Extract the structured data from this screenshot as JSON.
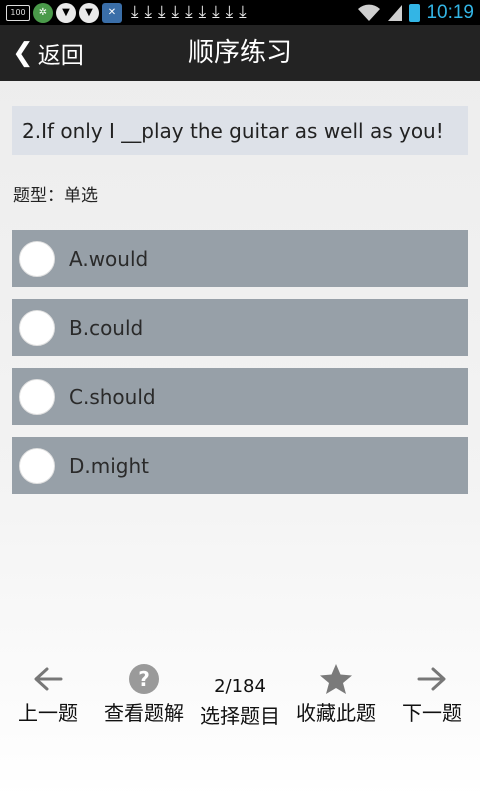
{
  "status_bar": {
    "time": "10:19",
    "left_icons": [
      "battery-100-icon",
      "app-icon-green",
      "shield-icon",
      "shield-icon",
      "app-icon-blue"
    ],
    "battery_small_text": "100",
    "download_arrow_count_text": "↓"
  },
  "header": {
    "back_label": "返回",
    "back_chevron": "❮",
    "title": "顺序练习"
  },
  "question": {
    "text": "2.If only I __play the guitar as well as you!",
    "type_label": "题型：单选"
  },
  "options": [
    {
      "label": "A.would"
    },
    {
      "label": "B.could"
    },
    {
      "label": "C.should"
    },
    {
      "label": "D.might"
    }
  ],
  "bottom_nav": {
    "prev_label": "上一题",
    "explain_label": "查看题解",
    "select_label": "选择题目",
    "favorite_label": "收藏此题",
    "next_label": "下一题",
    "progress": "2/184"
  },
  "colors": {
    "header_bg": "#232323",
    "option_bg": "#97a0a8",
    "question_bg": "#dde1e8",
    "time_color": "#33b5e5"
  }
}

:::

Write the records above out again exactly, with no pictures in your copy.

Extract the structured data from this screenshot as JSON.
{
  "status_bar": {
    "time": "10:19",
    "left_icons": [
      "battery-100-icon",
      "app-icon-green",
      "shield-icon",
      "shield-icon",
      "app-icon-blue"
    ],
    "battery_small_text": "100",
    "download_arrow_count_text": "↓"
  },
  "header": {
    "back_label": "返回",
    "back_chevron": "❮",
    "title": "顺序练习"
  },
  "question": {
    "text": "2.If only I __play the guitar as well as you!",
    "type_label": "题型：单选"
  },
  "options": [
    {
      "label": "A.would"
    },
    {
      "label": "B.could"
    },
    {
      "label": "C.should"
    },
    {
      "label": "D.might"
    }
  ],
  "bottom_nav": {
    "prev_label": "上一题",
    "explain_label": "查看题解",
    "select_label": "选择题目",
    "favorite_label": "收藏此题",
    "next_label": "下一题",
    "progress": "2/184"
  },
  "colors": {
    "header_bg": "#232323",
    "option_bg": "#97a0a8",
    "question_bg": "#dde1e8",
    "time_color": "#33b5e5"
  }
}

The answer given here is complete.